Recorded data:
--------------------

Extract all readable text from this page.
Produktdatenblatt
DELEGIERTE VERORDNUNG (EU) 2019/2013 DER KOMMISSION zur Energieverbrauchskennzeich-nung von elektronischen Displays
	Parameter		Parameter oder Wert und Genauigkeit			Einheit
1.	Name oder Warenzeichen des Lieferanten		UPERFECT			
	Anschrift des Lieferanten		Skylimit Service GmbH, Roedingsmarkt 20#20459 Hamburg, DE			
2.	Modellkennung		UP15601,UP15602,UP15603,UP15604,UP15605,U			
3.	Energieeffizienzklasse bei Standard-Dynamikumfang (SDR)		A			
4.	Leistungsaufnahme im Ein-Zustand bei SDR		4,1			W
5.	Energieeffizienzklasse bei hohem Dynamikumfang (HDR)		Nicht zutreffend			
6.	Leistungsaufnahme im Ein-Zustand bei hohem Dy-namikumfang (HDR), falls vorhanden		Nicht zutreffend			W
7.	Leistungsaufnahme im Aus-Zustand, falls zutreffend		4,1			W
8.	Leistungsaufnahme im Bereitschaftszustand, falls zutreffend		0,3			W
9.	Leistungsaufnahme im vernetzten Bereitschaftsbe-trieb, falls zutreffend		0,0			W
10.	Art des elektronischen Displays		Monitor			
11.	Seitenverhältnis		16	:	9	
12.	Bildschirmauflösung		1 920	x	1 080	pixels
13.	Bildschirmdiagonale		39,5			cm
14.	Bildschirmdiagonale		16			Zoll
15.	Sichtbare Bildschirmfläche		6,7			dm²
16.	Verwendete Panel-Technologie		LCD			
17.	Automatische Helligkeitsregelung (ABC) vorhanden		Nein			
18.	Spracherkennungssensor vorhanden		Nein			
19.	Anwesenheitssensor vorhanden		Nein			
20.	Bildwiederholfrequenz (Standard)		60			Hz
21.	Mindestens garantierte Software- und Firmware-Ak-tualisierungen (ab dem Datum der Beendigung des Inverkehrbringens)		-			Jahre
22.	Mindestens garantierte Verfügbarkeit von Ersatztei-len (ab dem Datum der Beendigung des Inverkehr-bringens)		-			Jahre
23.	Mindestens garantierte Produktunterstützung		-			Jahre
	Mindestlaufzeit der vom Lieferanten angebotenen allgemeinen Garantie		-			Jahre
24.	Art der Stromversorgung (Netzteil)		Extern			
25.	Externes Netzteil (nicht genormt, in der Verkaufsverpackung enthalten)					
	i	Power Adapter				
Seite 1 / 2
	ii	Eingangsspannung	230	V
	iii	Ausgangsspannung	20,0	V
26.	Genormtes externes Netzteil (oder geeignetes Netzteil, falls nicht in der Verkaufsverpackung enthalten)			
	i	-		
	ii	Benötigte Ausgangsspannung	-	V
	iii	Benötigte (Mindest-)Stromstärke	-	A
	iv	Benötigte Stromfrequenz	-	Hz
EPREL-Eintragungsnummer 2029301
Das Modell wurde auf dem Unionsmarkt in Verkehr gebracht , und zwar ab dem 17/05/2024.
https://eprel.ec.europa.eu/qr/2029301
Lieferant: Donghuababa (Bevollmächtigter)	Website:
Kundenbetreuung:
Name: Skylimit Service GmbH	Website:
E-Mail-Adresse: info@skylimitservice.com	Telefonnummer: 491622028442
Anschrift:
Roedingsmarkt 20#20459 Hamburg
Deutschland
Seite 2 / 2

--------------------

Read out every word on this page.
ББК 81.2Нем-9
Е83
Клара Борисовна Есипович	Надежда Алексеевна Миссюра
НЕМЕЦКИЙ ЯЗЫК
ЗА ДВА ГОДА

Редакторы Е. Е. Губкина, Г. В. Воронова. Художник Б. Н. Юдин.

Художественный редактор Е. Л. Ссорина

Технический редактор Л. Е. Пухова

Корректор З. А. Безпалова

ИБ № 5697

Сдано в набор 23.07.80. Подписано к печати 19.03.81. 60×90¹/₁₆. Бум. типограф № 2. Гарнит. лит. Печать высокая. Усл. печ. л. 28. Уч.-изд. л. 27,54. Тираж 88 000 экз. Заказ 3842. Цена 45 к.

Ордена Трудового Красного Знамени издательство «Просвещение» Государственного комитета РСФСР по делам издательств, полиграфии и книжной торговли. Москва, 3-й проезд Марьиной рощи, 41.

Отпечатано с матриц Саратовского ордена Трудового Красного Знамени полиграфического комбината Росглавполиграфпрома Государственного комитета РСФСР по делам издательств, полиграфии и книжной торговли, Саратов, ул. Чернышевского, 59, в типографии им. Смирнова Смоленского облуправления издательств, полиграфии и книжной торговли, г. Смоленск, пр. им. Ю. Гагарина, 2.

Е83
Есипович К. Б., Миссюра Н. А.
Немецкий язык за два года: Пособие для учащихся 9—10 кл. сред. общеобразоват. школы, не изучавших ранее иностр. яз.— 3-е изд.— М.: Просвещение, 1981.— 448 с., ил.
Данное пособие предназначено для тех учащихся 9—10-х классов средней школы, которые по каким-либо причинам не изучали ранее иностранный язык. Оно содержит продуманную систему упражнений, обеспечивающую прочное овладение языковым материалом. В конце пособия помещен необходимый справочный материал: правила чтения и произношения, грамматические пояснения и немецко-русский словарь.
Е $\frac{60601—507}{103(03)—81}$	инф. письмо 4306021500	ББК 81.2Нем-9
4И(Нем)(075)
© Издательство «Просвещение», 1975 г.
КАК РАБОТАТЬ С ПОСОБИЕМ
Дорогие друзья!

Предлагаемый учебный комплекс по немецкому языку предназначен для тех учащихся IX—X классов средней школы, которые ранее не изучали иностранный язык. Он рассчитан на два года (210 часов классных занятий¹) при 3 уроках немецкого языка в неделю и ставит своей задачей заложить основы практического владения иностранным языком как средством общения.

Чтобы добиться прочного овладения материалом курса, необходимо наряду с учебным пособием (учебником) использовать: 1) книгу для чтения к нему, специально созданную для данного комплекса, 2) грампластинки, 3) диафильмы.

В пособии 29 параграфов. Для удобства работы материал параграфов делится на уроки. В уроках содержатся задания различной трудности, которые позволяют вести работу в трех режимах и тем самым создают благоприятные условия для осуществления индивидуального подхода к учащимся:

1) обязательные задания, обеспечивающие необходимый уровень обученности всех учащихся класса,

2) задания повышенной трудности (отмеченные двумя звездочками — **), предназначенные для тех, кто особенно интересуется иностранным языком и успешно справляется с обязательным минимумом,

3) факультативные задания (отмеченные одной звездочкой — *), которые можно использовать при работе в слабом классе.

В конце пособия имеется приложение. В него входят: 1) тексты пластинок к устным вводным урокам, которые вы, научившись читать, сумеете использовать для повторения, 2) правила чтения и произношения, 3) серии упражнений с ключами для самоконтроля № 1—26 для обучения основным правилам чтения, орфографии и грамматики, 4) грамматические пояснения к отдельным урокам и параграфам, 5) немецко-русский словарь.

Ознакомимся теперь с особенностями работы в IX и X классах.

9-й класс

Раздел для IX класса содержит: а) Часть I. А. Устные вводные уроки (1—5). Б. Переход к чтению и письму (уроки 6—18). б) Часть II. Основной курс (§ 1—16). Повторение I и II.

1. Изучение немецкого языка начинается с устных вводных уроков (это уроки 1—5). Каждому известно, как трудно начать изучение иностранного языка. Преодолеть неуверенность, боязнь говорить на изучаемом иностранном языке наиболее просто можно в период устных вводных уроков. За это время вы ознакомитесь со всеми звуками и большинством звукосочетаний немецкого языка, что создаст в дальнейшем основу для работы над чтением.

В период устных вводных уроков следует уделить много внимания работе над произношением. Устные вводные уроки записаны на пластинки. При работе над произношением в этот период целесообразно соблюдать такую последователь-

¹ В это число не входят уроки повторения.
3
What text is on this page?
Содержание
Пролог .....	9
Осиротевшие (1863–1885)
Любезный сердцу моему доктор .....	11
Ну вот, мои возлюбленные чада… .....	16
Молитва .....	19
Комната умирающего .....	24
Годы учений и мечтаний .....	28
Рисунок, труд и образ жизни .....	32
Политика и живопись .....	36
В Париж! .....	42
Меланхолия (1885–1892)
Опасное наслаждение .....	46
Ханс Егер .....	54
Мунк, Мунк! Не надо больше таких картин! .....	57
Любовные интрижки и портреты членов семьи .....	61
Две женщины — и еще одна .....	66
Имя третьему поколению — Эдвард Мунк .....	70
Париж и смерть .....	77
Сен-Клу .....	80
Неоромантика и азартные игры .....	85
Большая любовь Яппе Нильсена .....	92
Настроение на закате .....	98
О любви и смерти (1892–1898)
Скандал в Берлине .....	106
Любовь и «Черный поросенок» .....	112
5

--------------------

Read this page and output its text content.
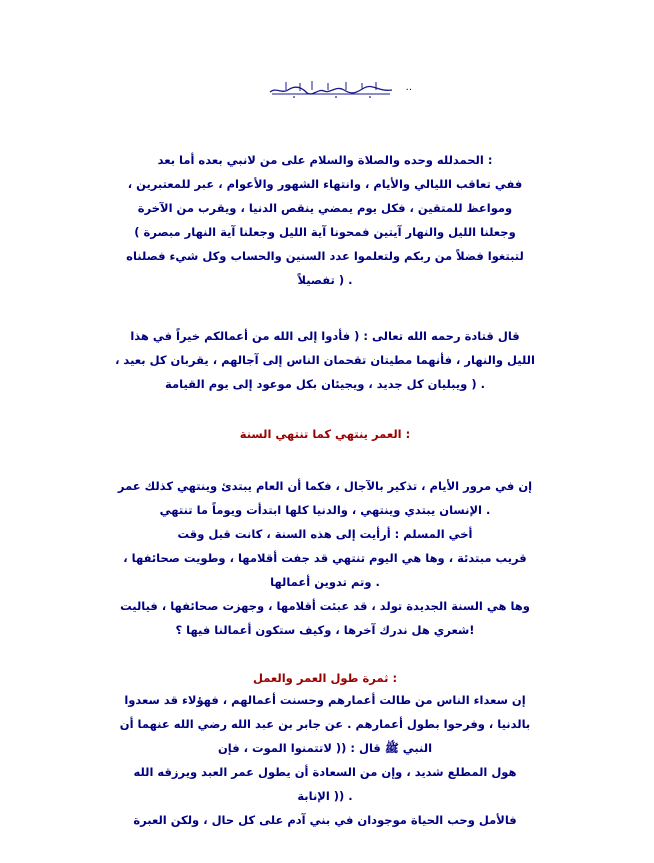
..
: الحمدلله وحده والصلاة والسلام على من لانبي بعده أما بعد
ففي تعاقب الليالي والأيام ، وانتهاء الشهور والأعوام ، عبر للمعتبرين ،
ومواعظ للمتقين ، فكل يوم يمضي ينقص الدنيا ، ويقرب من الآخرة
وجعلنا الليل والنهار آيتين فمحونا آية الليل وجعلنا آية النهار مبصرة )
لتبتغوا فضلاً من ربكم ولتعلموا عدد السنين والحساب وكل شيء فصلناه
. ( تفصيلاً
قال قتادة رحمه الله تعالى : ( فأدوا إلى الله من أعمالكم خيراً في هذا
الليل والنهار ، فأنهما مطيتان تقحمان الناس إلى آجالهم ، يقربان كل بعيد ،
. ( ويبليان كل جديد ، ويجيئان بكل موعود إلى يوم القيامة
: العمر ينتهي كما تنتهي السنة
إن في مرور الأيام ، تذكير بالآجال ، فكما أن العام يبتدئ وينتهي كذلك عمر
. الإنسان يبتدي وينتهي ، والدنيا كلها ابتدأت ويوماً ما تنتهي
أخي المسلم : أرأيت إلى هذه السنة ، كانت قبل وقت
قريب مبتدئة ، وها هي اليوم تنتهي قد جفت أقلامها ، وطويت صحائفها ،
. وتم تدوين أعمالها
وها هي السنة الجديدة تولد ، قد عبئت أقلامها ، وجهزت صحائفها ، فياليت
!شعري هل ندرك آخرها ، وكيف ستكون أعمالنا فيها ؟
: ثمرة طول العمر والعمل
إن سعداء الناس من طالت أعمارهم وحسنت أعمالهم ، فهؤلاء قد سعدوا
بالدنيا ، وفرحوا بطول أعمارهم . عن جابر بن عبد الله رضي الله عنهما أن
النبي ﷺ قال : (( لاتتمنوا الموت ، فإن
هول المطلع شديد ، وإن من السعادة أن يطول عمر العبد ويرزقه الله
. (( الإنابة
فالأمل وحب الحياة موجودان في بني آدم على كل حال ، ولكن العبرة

--------------------

**DIRECTIVE:**
Look over the listing above. Pick out and copy every line that includes "книжной".

**RESPONSE TO THIS EXERCISE:**
Ордена Трудового Красного Знамени издательство «Просвещение» Государственного комитета РСФСР по делам издательств, полиграфии и книжной торговли. Москва, 3-й проезд Марьиной рощи, 41.
Отпечатано с матриц Саратовского ордена Трудового Красного Знамени полиграфического комбината Росглавполиграфпрома Государственного комитета РСФСР по делам издательств, полиграфии и книжной торговли, Саратов, ул. Чернышевского, 59, в типографии им. Смирнова Смоленского облуправления издательств, полиграфии и книжной торговли, г. Смоленск, пр. им. Ю. Гагарина, 2.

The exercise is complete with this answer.